[What you will do] Go through the entries one line at a time, and gather every line that has the word "name".

[Input rows]

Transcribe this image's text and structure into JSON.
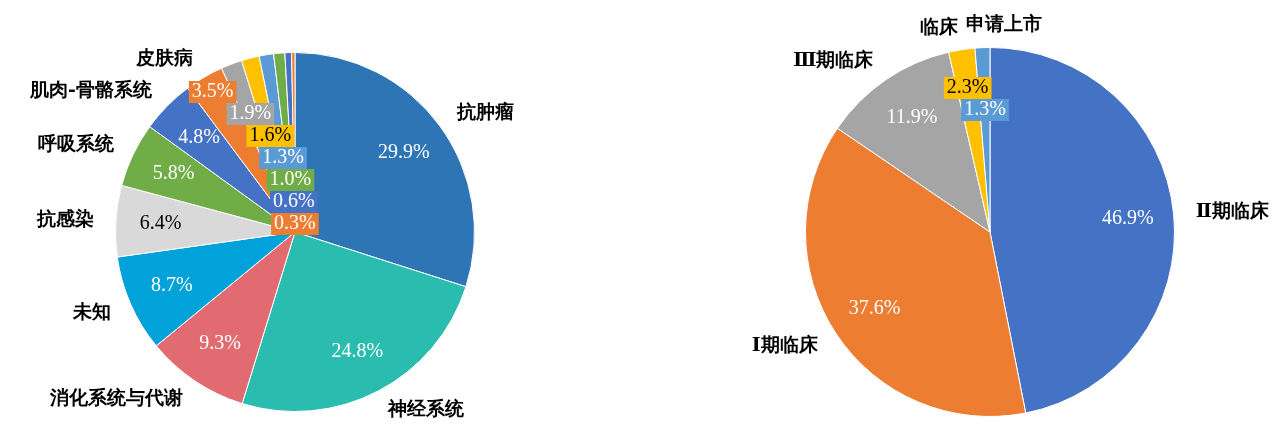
{
  "chart_data": [
    {
      "type": "pie",
      "categories": [
        "抗肿瘤",
        "神经系统",
        "消化系统与代谢",
        "未知",
        "抗感染",
        "呼吸系统",
        "肌肉-骨骼系统",
        "皮肤病",
        null,
        null,
        null,
        null,
        null,
        null
      ],
      "values": [
        29.9,
        24.8,
        9.3,
        8.7,
        6.4,
        5.8,
        4.8,
        3.5,
        1.9,
        1.6,
        1.3,
        1.0,
        0.6,
        0.3
      ],
      "value_labels": [
        "29.9%",
        "24.8%",
        "9.3%",
        "8.7%",
        "6.4%",
        "5.8%",
        "4.8%",
        "3.5%",
        "1.9%",
        "1.6%",
        "1.3%",
        "1.0%",
        "0.6%",
        "0.3%"
      ],
      "colors": [
        "#2e75b6",
        "#2bbcb0",
        "#e26b72",
        "#00a2d9",
        "#d9d9d9",
        "#70ad47",
        "#4472c4",
        "#ed7d31",
        "#a5a5a5",
        "#ffc000",
        "#5b9bd5",
        "#70ad47",
        "#4472c4",
        "#ed7d31"
      ],
      "legend": false
    },
    {
      "type": "pie",
      "categories": [
        "Ⅱ期临床",
        "Ⅰ期临床",
        "Ⅲ期临床",
        "临床",
        "申请上市"
      ],
      "values": [
        46.9,
        37.6,
        11.9,
        2.3,
        1.3
      ],
      "value_labels": [
        "46.9%",
        "37.6%",
        "11.9%",
        "2.3%",
        "1.3%"
      ],
      "colors": [
        "#4472c4",
        "#ed7d31",
        "#a5a5a5",
        "#ffc000",
        "#5b9bd5"
      ],
      "legend": false
    }
  ]
}
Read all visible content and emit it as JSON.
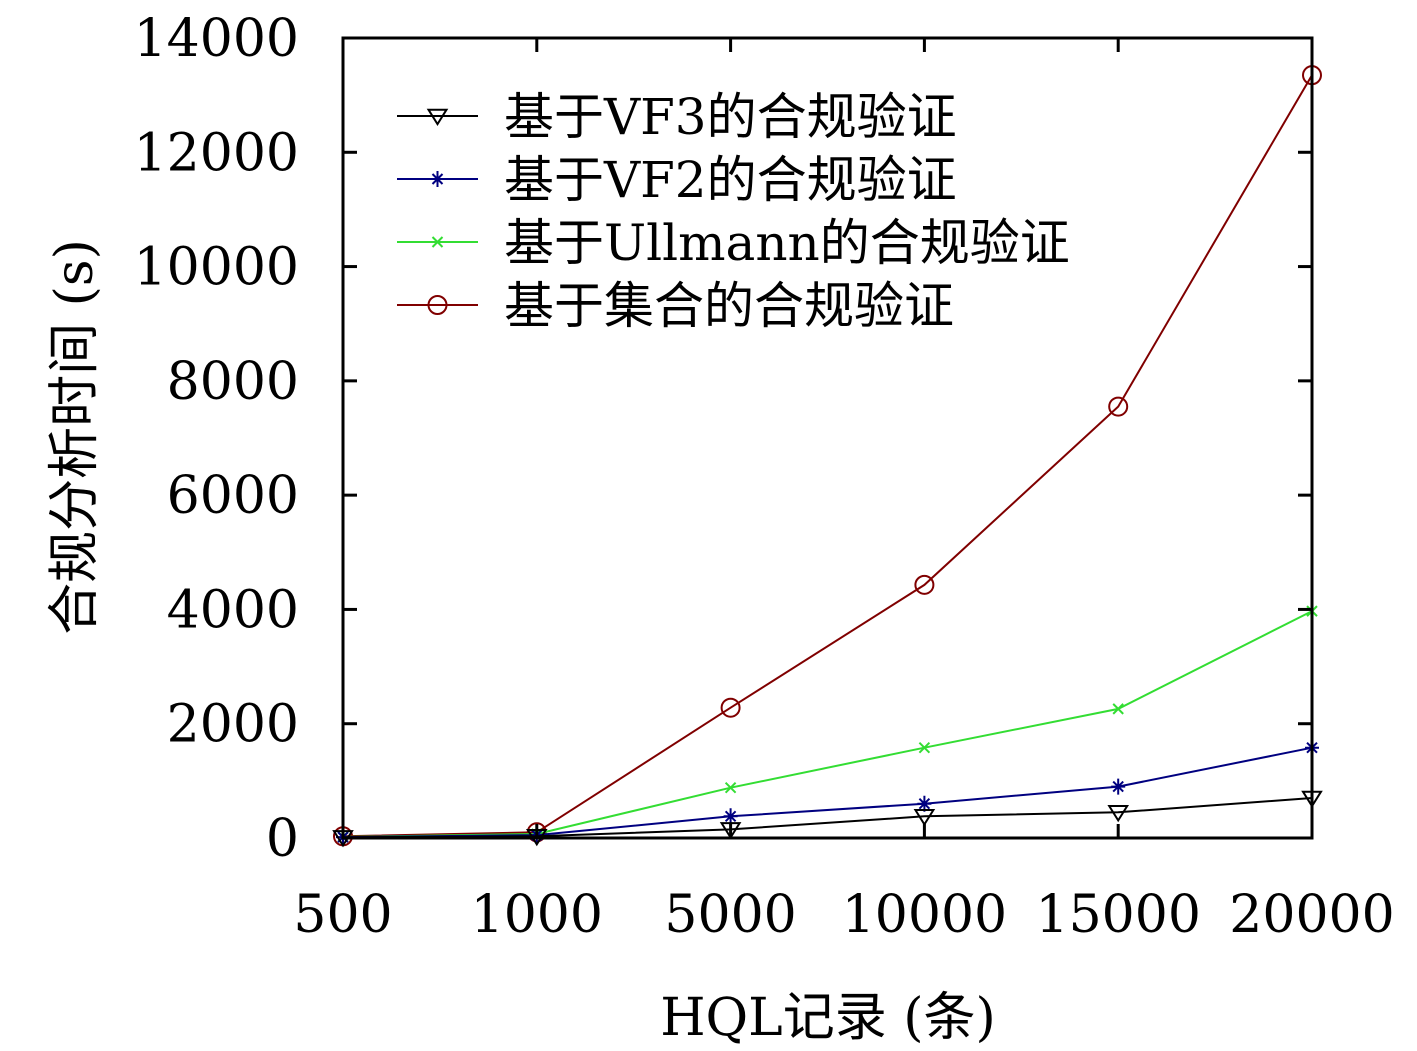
{
  "chart_data": {
    "type": "line",
    "title": "",
    "xlabel": "HQL记录 (条)",
    "ylabel": "合规分析时间 (s)",
    "categories": [
      "500",
      "1000",
      "5000",
      "10000",
      "15000",
      "20000"
    ],
    "ylim": [
      0,
      14000
    ],
    "yticks": [
      "0",
      "2000",
      "4000",
      "6000",
      "8000",
      "10000",
      "12000",
      "14000"
    ],
    "grid": false,
    "legend_position": "top-left",
    "series": [
      {
        "name": "基于VF3的合规验证",
        "values": [
          10,
          30,
          150,
          380,
          450,
          700
        ],
        "color": "#000000",
        "marker": "triangle-down"
      },
      {
        "name": "基于VF2的合规验证",
        "values": [
          15,
          50,
          380,
          600,
          900,
          1580
        ],
        "color": "#000080",
        "marker": "star"
      },
      {
        "name": "基于Ullmann的合规验证",
        "values": [
          20,
          70,
          880,
          1580,
          2260,
          3970
        ],
        "color": "#33dd33",
        "marker": "x"
      },
      {
        "name": "基于集合的合规验证",
        "values": [
          30,
          100,
          2280,
          4430,
          7550,
          13350
        ],
        "color": "#800000",
        "marker": "circle"
      }
    ]
  }
}
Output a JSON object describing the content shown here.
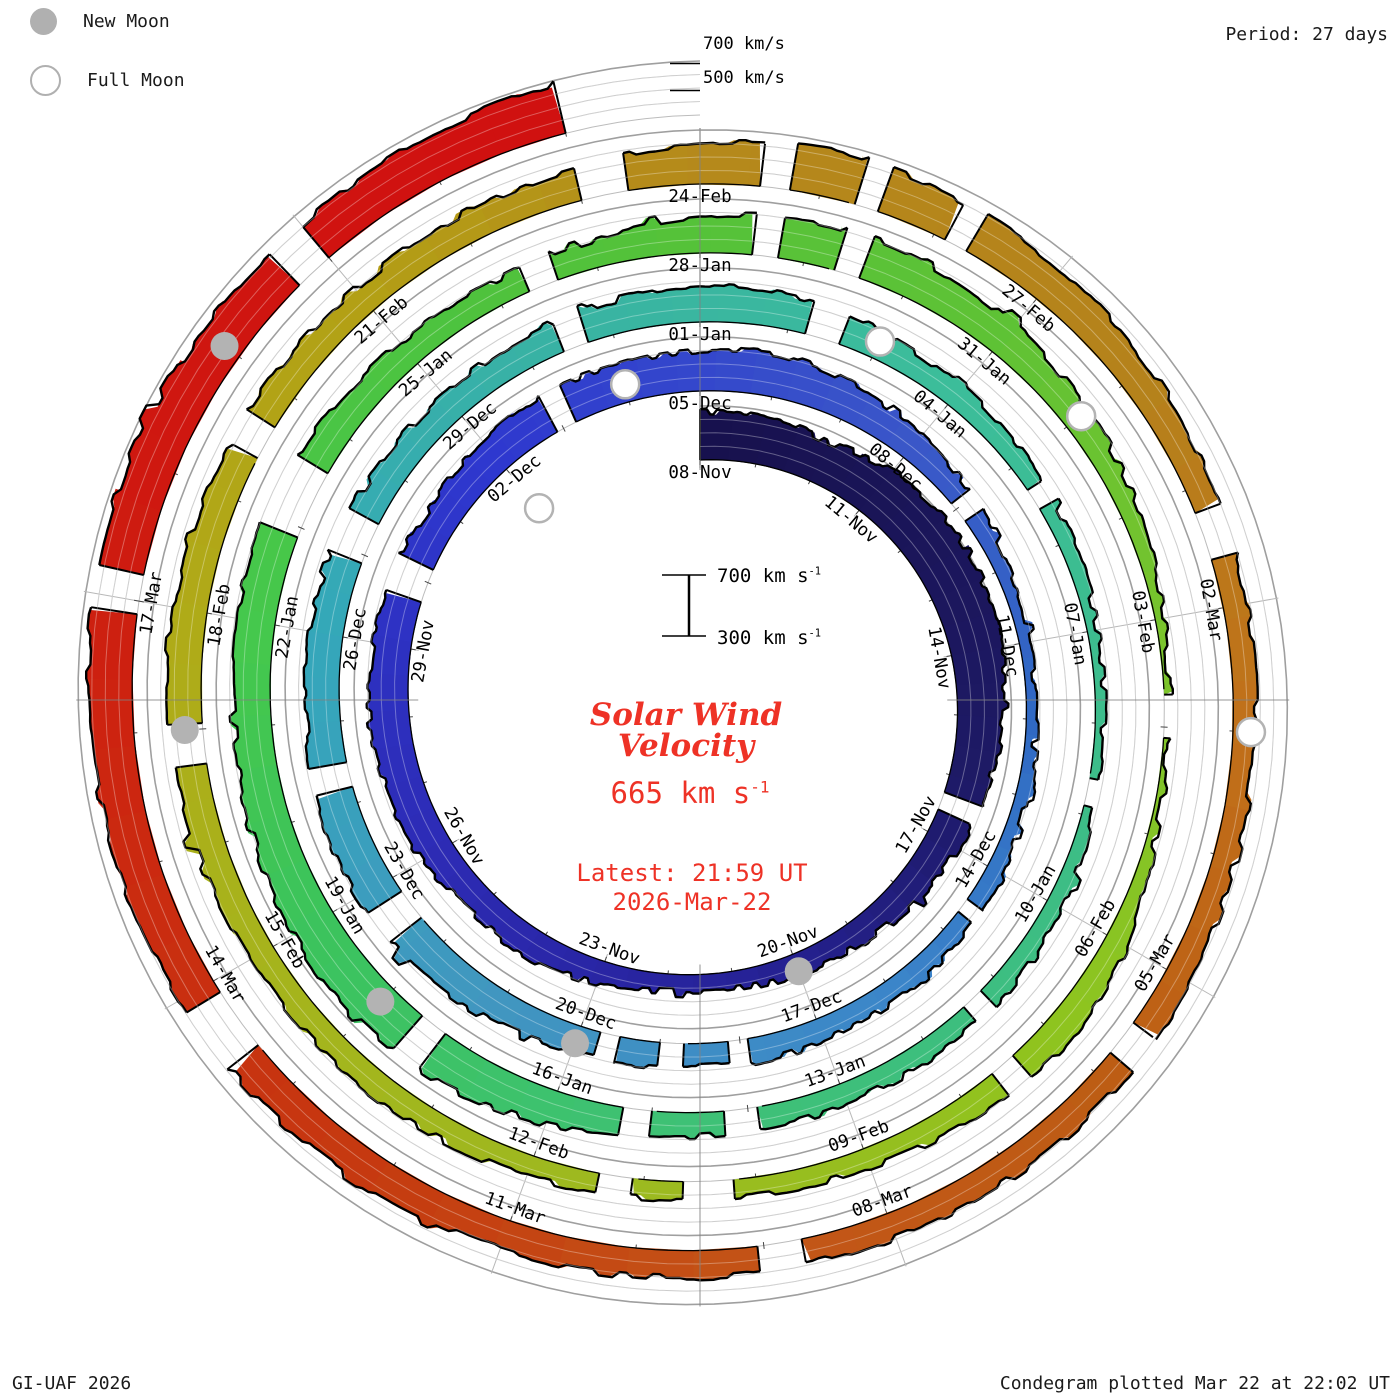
{
  "legend": {
    "new_label": "New Moon",
    "full_label": "Full Moon"
  },
  "header": {
    "period_label": "Period: 27 days"
  },
  "footer": {
    "left": "GI-UAF 2026",
    "right": "Condegram plotted Mar 22 at 22:02 UT"
  },
  "end_labels": {
    "v700": "700 km/s",
    "v500": "500 km/s"
  },
  "center": {
    "title_line1": "Solar Wind",
    "title_line2": "Velocity",
    "value": "665 km s",
    "value_sup": "-1",
    "latest_line1": "Latest: 21:59 UT",
    "latest_line2": "2026-Mar-22",
    "scale_top": "700 km s",
    "scale_bottom": "300 km s",
    "scale_sup": "-1",
    "accent_color": "#ee3226"
  },
  "chart_data": {
    "type": "area",
    "subtype": "condegram-spiral",
    "title": "Solar Wind Velocity",
    "period_days": 27,
    "start_date": "2025-11-08",
    "end_date": "2026-03-22",
    "latest_value_kms": 665,
    "latest_time": "21:59 UT 2026-Mar-22",
    "velocity_axis_kms": [
      300,
      400,
      500,
      600,
      700
    ],
    "label_every_days": 3,
    "date_labels": [
      {
        "label": "08-Nov",
        "day": 0
      },
      {
        "label": "11-Nov",
        "day": 3
      },
      {
        "label": "14-Nov",
        "day": 6
      },
      {
        "label": "17-Nov",
        "day": 9
      },
      {
        "label": "20-Nov",
        "day": 12
      },
      {
        "label": "23-Nov",
        "day": 15
      },
      {
        "label": "26-Nov",
        "day": 18
      },
      {
        "label": "29-Nov",
        "day": 21
      },
      {
        "label": "02-Dec",
        "day": 24
      },
      {
        "label": "05-Dec",
        "day": 27
      },
      {
        "label": "08-Dec",
        "day": 30
      },
      {
        "label": "11-Dec",
        "day": 33
      },
      {
        "label": "14-Dec",
        "day": 36
      },
      {
        "label": "17-Dec",
        "day": 39
      },
      {
        "label": "20-Dec",
        "day": 42
      },
      {
        "label": "23-Dec",
        "day": 45
      },
      {
        "label": "26-Dec",
        "day": 48
      },
      {
        "label": "29-Dec",
        "day": 51
      },
      {
        "label": "01-Jan",
        "day": 54
      },
      {
        "label": "04-Jan",
        "day": 57
      },
      {
        "label": "07-Jan",
        "day": 60
      },
      {
        "label": "10-Jan",
        "day": 63
      },
      {
        "label": "13-Jan",
        "day": 66
      },
      {
        "label": "16-Jan",
        "day": 69
      },
      {
        "label": "19-Jan",
        "day": 72
      },
      {
        "label": "22-Jan",
        "day": 75
      },
      {
        "label": "25-Jan",
        "day": 78
      },
      {
        "label": "28-Jan",
        "day": 81
      },
      {
        "label": "31-Jan",
        "day": 84
      },
      {
        "label": "03-Feb",
        "day": 87
      },
      {
        "label": "06-Feb",
        "day": 90
      },
      {
        "label": "09-Feb",
        "day": 93
      },
      {
        "label": "12-Feb",
        "day": 96
      },
      {
        "label": "15-Feb",
        "day": 99
      },
      {
        "label": "18-Feb",
        "day": 102
      },
      {
        "label": "21-Feb",
        "day": 105
      },
      {
        "label": "24-Feb",
        "day": 108
      },
      {
        "label": "27-Feb",
        "day": 111
      },
      {
        "label": "02-Mar",
        "day": 114
      },
      {
        "label": "05-Mar",
        "day": 117
      },
      {
        "label": "08-Mar",
        "day": 120
      },
      {
        "label": "11-Mar",
        "day": 123
      },
      {
        "label": "14-Mar",
        "day": 126
      },
      {
        "label": "17-Mar",
        "day": 129
      }
    ],
    "daily_velocity_kms": [
      660,
      640,
      615,
      680,
      715,
      700,
      690,
      645,
      595,
      560,
      515,
      480,
      450,
      430,
      425,
      475,
      515,
      500,
      560,
      580,
      600,
      585,
      570,
      545,
      560,
      595,
      580,
      600,
      620,
      575,
      515,
      455,
      415,
      380,
      370,
      390,
      425,
      445,
      455,
      470,
      480,
      470,
      490,
      545,
      580,
      600,
      575,
      550,
      560,
      540,
      520,
      505,
      520,
      545,
      560,
      540,
      505,
      470,
      440,
      410,
      380,
      360,
      375,
      425,
      455,
      445,
      455,
      465,
      485,
      555,
      620,
      650,
      640,
      605,
      580,
      600,
      580,
      545,
      505,
      485,
      505,
      560,
      620,
      600,
      560,
      505,
      440,
      360,
      330,
      355,
      480,
      520,
      485,
      445,
      425,
      435,
      455,
      470,
      480,
      490,
      520,
      550,
      560,
      540,
      520,
      505,
      520,
      545,
      600,
      650,
      620,
      580,
      540,
      505,
      480,
      460,
      470,
      490,
      505,
      495,
      485,
      495,
      505,
      520,
      545,
      565,
      580,
      600,
      620,
      640,
      650,
      630,
      605,
      640,
      665
    ],
    "color_stops": [
      [
        0,
        "#17114d"
      ],
      [
        8,
        "#1e1a66"
      ],
      [
        13,
        "#262298"
      ],
      [
        18,
        "#2d2bb5"
      ],
      [
        24,
        "#2e38cf"
      ],
      [
        30,
        "#3a57c8"
      ],
      [
        34,
        "#3069c4"
      ],
      [
        38,
        "#3b85c9"
      ],
      [
        43,
        "#4196c0"
      ],
      [
        48,
        "#34a7ba"
      ],
      [
        52,
        "#38b2a4"
      ],
      [
        57,
        "#3cbd9a"
      ],
      [
        63,
        "#3dbd84"
      ],
      [
        68,
        "#3ec174"
      ],
      [
        72,
        "#3cc35c"
      ],
      [
        75,
        "#45c84c"
      ],
      [
        79,
        "#4fc23c"
      ],
      [
        84,
        "#5fc235"
      ],
      [
        88,
        "#7fc42a"
      ],
      [
        91,
        "#8fc41e"
      ],
      [
        95,
        "#9cba20"
      ],
      [
        99,
        "#a6b41c"
      ],
      [
        102,
        "#b0aa18"
      ],
      [
        105,
        "#b3a015"
      ],
      [
        108,
        "#b5891b"
      ],
      [
        112,
        "#b5821b"
      ],
      [
        115,
        "#c0701a"
      ],
      [
        118,
        "#bd5d14"
      ],
      [
        121,
        "#c35517"
      ],
      [
        124,
        "#c53b10"
      ],
      [
        127,
        "#cb2a10"
      ],
      [
        130,
        "#cf1810"
      ],
      [
        134,
        "#d01010"
      ]
    ],
    "data_gaps_day_width": [
      [
        8.3,
        0.3
      ],
      [
        21.7,
        0.5
      ],
      [
        24.9,
        0.3
      ],
      [
        30.9,
        0.3
      ],
      [
        36.5,
        0.2
      ],
      [
        39.9,
        0.25
      ],
      [
        40.7,
        0.3
      ],
      [
        41.5,
        0.25
      ],
      [
        44.4,
        0.4
      ],
      [
        46.2,
        0.3
      ],
      [
        48.9,
        0.5
      ],
      [
        52.4,
        0.3
      ],
      [
        55.2,
        0.4
      ],
      [
        58.3,
        0.25
      ],
      [
        61.6,
        0.3
      ],
      [
        64.2,
        0.25
      ],
      [
        66.9,
        0.35
      ],
      [
        68.0,
        0.3
      ],
      [
        70.3,
        0.3
      ],
      [
        75.9,
        0.7
      ],
      [
        79.3,
        0.3
      ],
      [
        81.5,
        0.25
      ],
      [
        82.3,
        0.25
      ],
      [
        87.7,
        0.4
      ],
      [
        91.4,
        0.25
      ],
      [
        94.2,
        0.45
      ],
      [
        95.1,
        0.3
      ],
      [
        100.7,
        0.35
      ],
      [
        103.4,
        0.3
      ],
      [
        107.0,
        0.4
      ],
      [
        108.5,
        0.25
      ],
      [
        109.3,
        0.2
      ],
      [
        110.1,
        0.2
      ],
      [
        113.2,
        0.4
      ],
      [
        117.5,
        0.3
      ],
      [
        120.7,
        0.35
      ],
      [
        125.4,
        0.5
      ],
      [
        128.9,
        0.3
      ],
      [
        131.7,
        0.3
      ]
    ],
    "moons": {
      "new": [
        {
          "date": "20-Nov",
          "day": 12
        },
        {
          "date": "20-Dec",
          "day": 42
        },
        {
          "date": "18-Jan",
          "day": 71
        },
        {
          "date": "17-Feb",
          "day": 101
        },
        {
          "date": "19-Mar",
          "day": 131
        }
      ],
      "full": [
        {
          "date": "05-Nov",
          "day": -3
        },
        {
          "date": "04-Dec",
          "day": 26
        },
        {
          "date": "03-Jan",
          "day": 56
        },
        {
          "date": "01-Feb",
          "day": 85
        },
        {
          "date": "03-Mar",
          "day": 115
        }
      ]
    },
    "legend_note": "grid: 5 velocity arcs per 27-day turn (300-700 km/s), radial lines every 3 days"
  }
}
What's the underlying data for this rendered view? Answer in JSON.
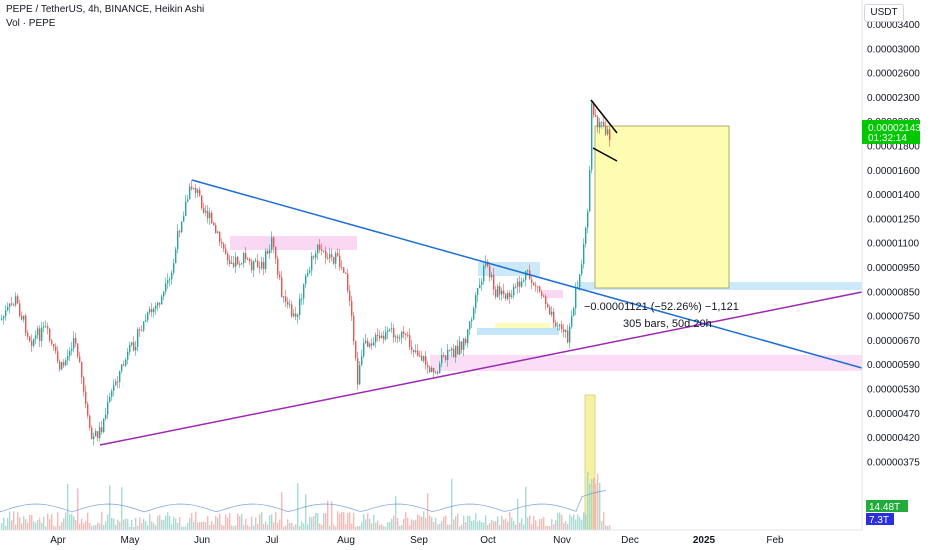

[Written answer]
        "name": "基于VF3的合规验证",
        "name": "基于VF2的合规验证",
        "name": "基于Ullmann的合规验证",
        "name": "基于集合的合规验证",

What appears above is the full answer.